* Work instructions *
Exact repetition is required: output every record in full.

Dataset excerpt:
## begin
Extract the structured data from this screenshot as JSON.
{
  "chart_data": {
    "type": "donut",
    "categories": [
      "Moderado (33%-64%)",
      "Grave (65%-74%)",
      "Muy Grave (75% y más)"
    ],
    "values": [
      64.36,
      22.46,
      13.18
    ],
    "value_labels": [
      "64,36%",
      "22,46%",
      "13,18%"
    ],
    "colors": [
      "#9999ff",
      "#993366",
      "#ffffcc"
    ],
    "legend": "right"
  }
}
## end
* Written response *
Extract the structured data from this screenshot as JSON.
{
  "chart_data": {
    "type": "donut",
    "categories": [
      "Moderado (33%-64%)",
      "Grave (65%-74%)",
      "Muy Grave (75% y más)"
    ],
    "values": [
      64.36,
      22.46,
      13.18
    ],
    "value_labels": [
      "64,36%",
      "22,46%",
      "13,18%"
    ],
    "colors": [
      "#9999ff",
      "#993366",
      "#ffffcc"
    ],
    "legend": "right"
  }
}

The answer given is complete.